What to work on: Begin at the line that holds "What data populates" and copy each line exactly until the data below ends, including that last line but no pictures.

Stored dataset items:
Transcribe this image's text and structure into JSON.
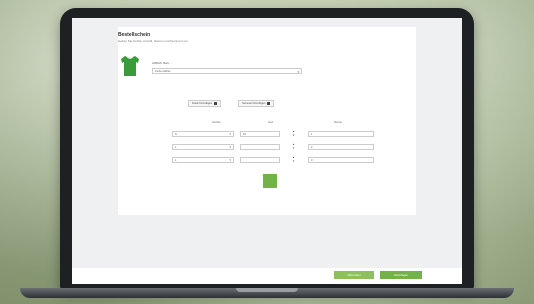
{
  "dialog": {
    "title": "Bestellschein",
    "subtitle": "Geben Sie Größe, Anzahl, Namen und Nummern an"
  },
  "product": {
    "name": "ADIDAS Trikot ...",
    "variant_placeholder": "Farbe wählen",
    "shirt_color": "#3a9b3a"
  },
  "options": [
    {
      "label": "Druck hinzufügen"
    },
    {
      "label": "Nummer hinzufügen"
    }
  ],
  "columns": {
    "size": "Größe",
    "qty": "Anz.",
    "name": "Name"
  },
  "rows": [
    {
      "size": "S",
      "qty": "10",
      "name": "1"
    },
    {
      "size": "L",
      "qty": "",
      "name": "2"
    },
    {
      "size": "L",
      "qty": "",
      "name": "3"
    }
  ],
  "footer": {
    "cancel_label": "Abbrechen",
    "add_label": "Hinzufügen"
  },
  "colors": {
    "accent": "#73b246",
    "accent_light": "#8cc05a"
  }
}
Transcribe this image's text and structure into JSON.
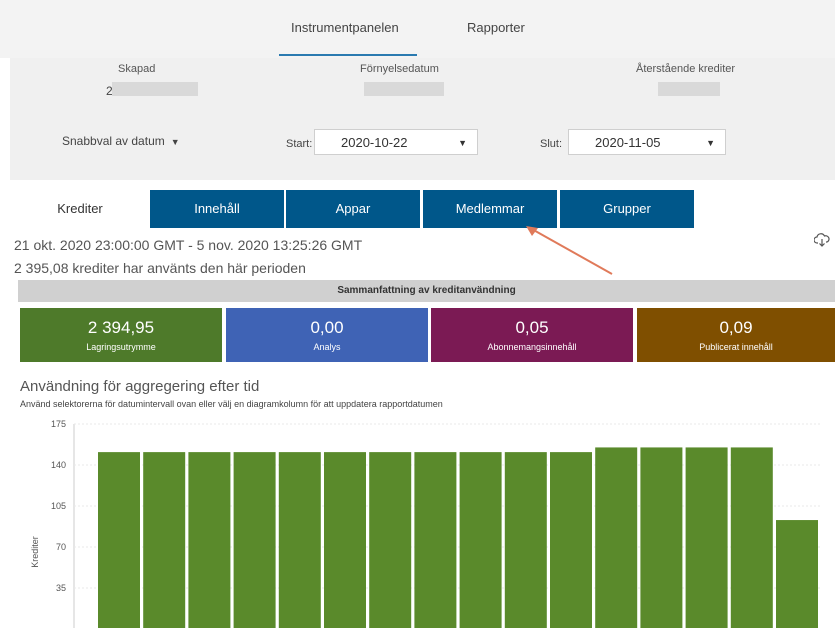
{
  "nav": {
    "tabs": [
      "Instrumentpanelen",
      "Rapporter"
    ]
  },
  "info": {
    "created_label": "Skapad",
    "created_value_partial": "2",
    "renewal_label": "Förnyelsedatum",
    "remaining_label": "Återstående krediter"
  },
  "filters": {
    "quick_label": "Snabbval av datum",
    "start_label": "Start:",
    "start_value": "2020-10-22",
    "end_label": "Slut:",
    "end_value": "2020-11-05"
  },
  "tabs": [
    "Krediter",
    "Innehåll",
    "Appar",
    "Medlemmar",
    "Grupper"
  ],
  "period_text": "21 okt. 2020 23:00:00 GMT - 5 nov. 2020 13:25:26 GMT",
  "used_text": "2 395,08 krediter har använts den här perioden",
  "summary_title": "Sammanfattning av kreditanvändning",
  "tiles": [
    {
      "value": "2 394,95",
      "label": "Lagringsutrymme",
      "color": "#4e7a2a"
    },
    {
      "value": "0,00",
      "label": "Analys",
      "color": "#3f63b5"
    },
    {
      "value": "0,05",
      "label": "Abonnemangsinnehåll",
      "color": "#7b1a54"
    },
    {
      "value": "0,09",
      "label": "Publicerat innehåll",
      "color": "#7f4f00"
    }
  ],
  "chart_title": "Användning för aggregering efter tid",
  "chart_subtitle": "Använd selektorerna för datumintervall ovan eller välj en diagramkolumn för att uppdatera rapportdatumen",
  "chart_data": {
    "type": "bar",
    "ylabel": "Krediter",
    "yticks": [
      35,
      70,
      105,
      140,
      175
    ],
    "ylim": [
      0,
      175
    ],
    "values": [
      151,
      151,
      151,
      151,
      151,
      151,
      151,
      151,
      151,
      151,
      151,
      155,
      155,
      155,
      155,
      93
    ],
    "color": "#5a8a2b",
    "grid": true
  },
  "colors": {
    "tab_blue": "#00578a",
    "accent_line": "#2a7ab0",
    "annotation_arrow": "#e07a5a"
  }
}
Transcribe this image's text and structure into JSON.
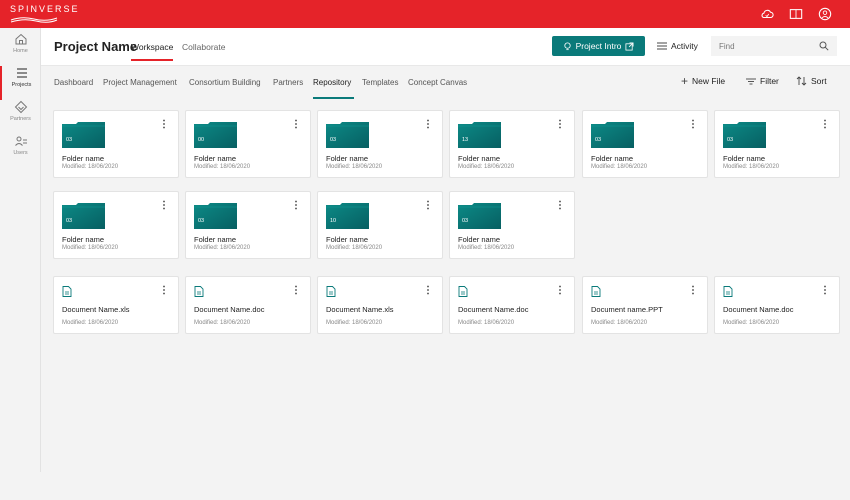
{
  "app": {
    "brand": "SPINVERSE"
  },
  "topbar": {
    "icons": [
      "cloud-icon",
      "book-icon",
      "user-icon"
    ]
  },
  "sidebar": {
    "items": [
      {
        "label": "Home",
        "icon": "home-icon"
      },
      {
        "label": "Projects",
        "icon": "list-icon",
        "active": true
      },
      {
        "label": "Partners",
        "icon": "handshake-icon"
      },
      {
        "label": "Users",
        "icon": "users-icon"
      }
    ]
  },
  "header": {
    "project_title": "Project Name",
    "tabs": [
      {
        "label": "Workspace",
        "active": true
      },
      {
        "label": "Collaborate"
      }
    ],
    "intro_button": "Project Intro",
    "activity_label": "Activity",
    "find_placeholder": "Find"
  },
  "subnav": {
    "tabs": [
      {
        "label": "Dashboard"
      },
      {
        "label": "Project Management"
      },
      {
        "label": "Consortium Building"
      },
      {
        "label": "Partners"
      },
      {
        "label": "Repository",
        "active": true
      },
      {
        "label": "Templates"
      },
      {
        "label": "Concept Canvas"
      }
    ],
    "actions": {
      "new_file": "New File",
      "filter": "Filter",
      "sort": "Sort"
    }
  },
  "colors": {
    "brand_red": "#e52329",
    "teal": "#0a7a7a"
  },
  "folders": [
    {
      "number": "03",
      "name": "Folder name",
      "modified": "Modified: 18/06/2020"
    },
    {
      "number": "00",
      "name": "Folder name",
      "modified": "Modified: 18/06/2020"
    },
    {
      "number": "03",
      "name": "Folder name",
      "modified": "Modified: 18/06/2020"
    },
    {
      "number": "13",
      "name": "Folder name",
      "modified": "Modified: 18/06/2020"
    },
    {
      "number": "03",
      "name": "Folder name",
      "modified": "Modified: 18/06/2020"
    },
    {
      "number": "03",
      "name": "Folder name",
      "modified": "Modified: 18/06/2020"
    },
    {
      "number": "03",
      "name": "Folder name",
      "modified": "Modified: 18/06/2020"
    },
    {
      "number": "03",
      "name": "Folder name",
      "modified": "Modified: 18/06/2020"
    },
    {
      "number": "10",
      "name": "Folder name",
      "modified": "Modified: 18/06/2020"
    },
    {
      "number": "03",
      "name": "Folder name",
      "modified": "Modified: 18/06/2020"
    }
  ],
  "documents": [
    {
      "name": "Document Name.xls",
      "modified": "Modified: 18/06/2020"
    },
    {
      "name": "Document Name.doc",
      "modified": "Modified: 18/06/2020"
    },
    {
      "name": "Document Name.xls",
      "modified": "Modified: 18/06/2020"
    },
    {
      "name": "Document Name.doc",
      "modified": "Modified: 18/06/2020"
    },
    {
      "name": "Document name.PPT",
      "modified": "Modified: 18/06/2020"
    },
    {
      "name": "Document Name.doc",
      "modified": "Modified: 18/06/2020"
    }
  ]
}
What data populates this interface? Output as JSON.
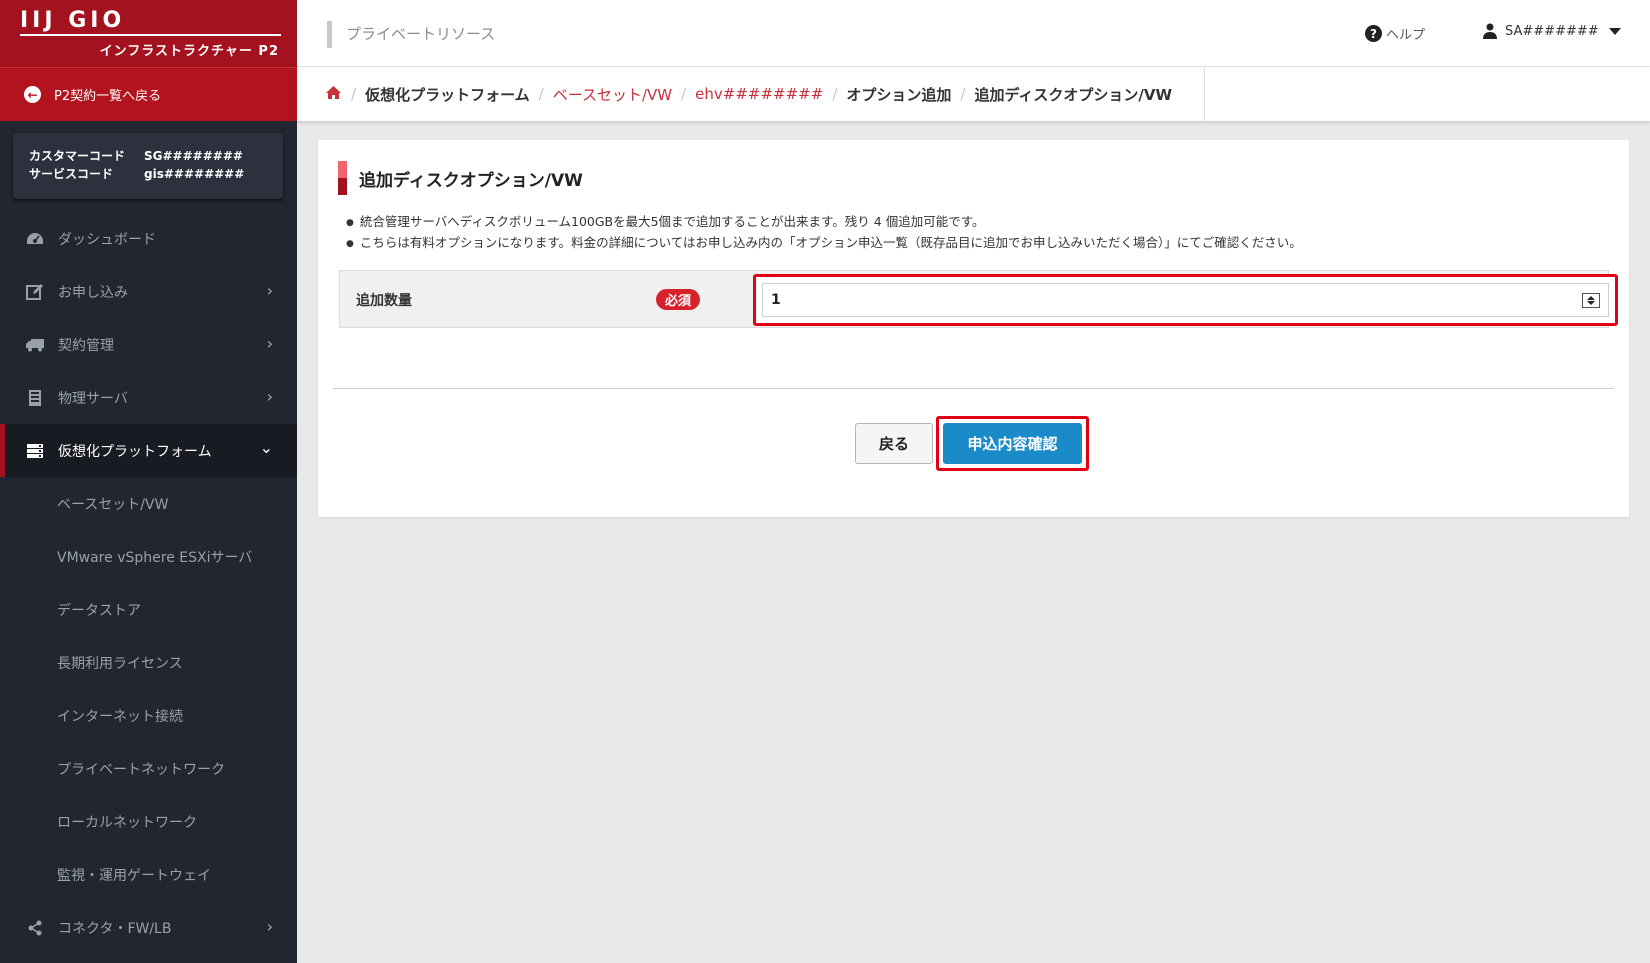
{
  "brand": {
    "logo_text": "IIJ GIO",
    "subtitle": "インフラストラクチャー P2"
  },
  "sidebar": {
    "back_label": "P2契約一覧へ戻る",
    "customer_code_label": "カスタマーコード",
    "customer_code_value": "SG########",
    "service_code_label": "サービスコード",
    "service_code_value": "gis########",
    "items": [
      {
        "label": "ダッシュボード",
        "icon": "dashboard-icon"
      },
      {
        "label": "お申し込み",
        "icon": "edit-icon"
      },
      {
        "label": "契約管理",
        "icon": "truck-icon"
      },
      {
        "label": "物理サーバ",
        "icon": "server-icon"
      },
      {
        "label": "仮想化プラットフォーム",
        "icon": "stack-icon"
      },
      {
        "label": "コネクタ・FW/LB",
        "icon": "share-icon"
      }
    ],
    "sub_items": [
      "ベースセット/VW",
      "VMware vSphere ESXiサーバ",
      "データストア",
      "長期利用ライセンス",
      "インターネット接続",
      "プライベートネットワーク",
      "ローカルネットワーク",
      "監視・運用ゲートウェイ"
    ]
  },
  "header": {
    "section": "プライベートリソース",
    "help_label": "ヘルプ",
    "user_name": "SA#######"
  },
  "breadcrumb": {
    "items": [
      "仮想化プラットフォーム",
      "ベースセット/VW",
      "ehv########",
      "オプション追加",
      "追加ディスクオプション/VW"
    ]
  },
  "panel": {
    "title": "追加ディスクオプション/VW",
    "note1": "統合管理サーバへディスクボリューム100GBを最大5個まで追加することが出来ます。残り 4 個追加可能です。",
    "note2": "こちらは有料オプションになります。料金の詳細についてはお申し込み内の「オプション申込一覧（既存品目に追加でお申し込みいただく場合）」にてご確認ください。",
    "field_label": "追加数量",
    "required_badge": "必須",
    "quantity_value": "1",
    "back_button": "戻る",
    "submit_button": "申込内容確認"
  },
  "colors": {
    "brand_red": "#a5121f",
    "sidebar_bg": "#212631",
    "primary_blue": "#1a8ac9",
    "highlight_red": "#e10014"
  }
}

Output:
What data populates this interface? Output as JSON.
{
  "brand": {
    "logo_text": "IIJ GIO",
    "subtitle": "インフラストラクチャー P2"
  },
  "sidebar": {
    "back_label": "P2契約一覧へ戻る",
    "customer_code_label": "カスタマーコード",
    "customer_code_value": "SG########",
    "service_code_label": "サービスコード",
    "service_code_value": "gis########",
    "items": [
      {
        "label": "ダッシュボード",
        "icon": "dashboard-icon"
      },
      {
        "label": "お申し込み",
        "icon": "edit-icon"
      },
      {
        "label": "契約管理",
        "icon": "truck-icon"
      },
      {
        "label": "物理サーバ",
        "icon": "server-icon"
      },
      {
        "label": "仮想化プラットフォーム",
        "icon": "stack-icon"
      },
      {
        "label": "コネクタ・FW/LB",
        "icon": "share-icon"
      }
    ],
    "sub_items": [
      "ベースセット/VW",
      "VMware vSphere ESXiサーバ",
      "データストア",
      "長期利用ライセンス",
      "インターネット接続",
      "プライベートネットワーク",
      "ローカルネットワーク",
      "監視・運用ゲートウェイ"
    ]
  },
  "header": {
    "section": "プライベートリソース",
    "help_label": "ヘルプ",
    "user_name": "SA#######"
  },
  "breadcrumb": {
    "items": [
      "仮想化プラットフォーム",
      "ベースセット/VW",
      "ehv########",
      "オプション追加",
      "追加ディスクオプション/VW"
    ]
  },
  "panel": {
    "title": "追加ディスクオプション/VW",
    "note1": "統合管理サーバへディスクボリューム100GBを最大5個まで追加することが出来ます。残り 4 個追加可能です。",
    "note2": "こちらは有料オプションになります。料金の詳細についてはお申し込み内の「オプション申込一覧（既存品目に追加でお申し込みいただく場合）」にてご確認ください。",
    "field_label": "追加数量",
    "required_badge": "必須",
    "quantity_value": "1",
    "back_button": "戻る",
    "submit_button": "申込内容確認"
  },
  "colors": {
    "brand_red": "#a5121f",
    "sidebar_bg": "#212631",
    "primary_blue": "#1a8ac9",
    "highlight_red": "#e10014"
  }
}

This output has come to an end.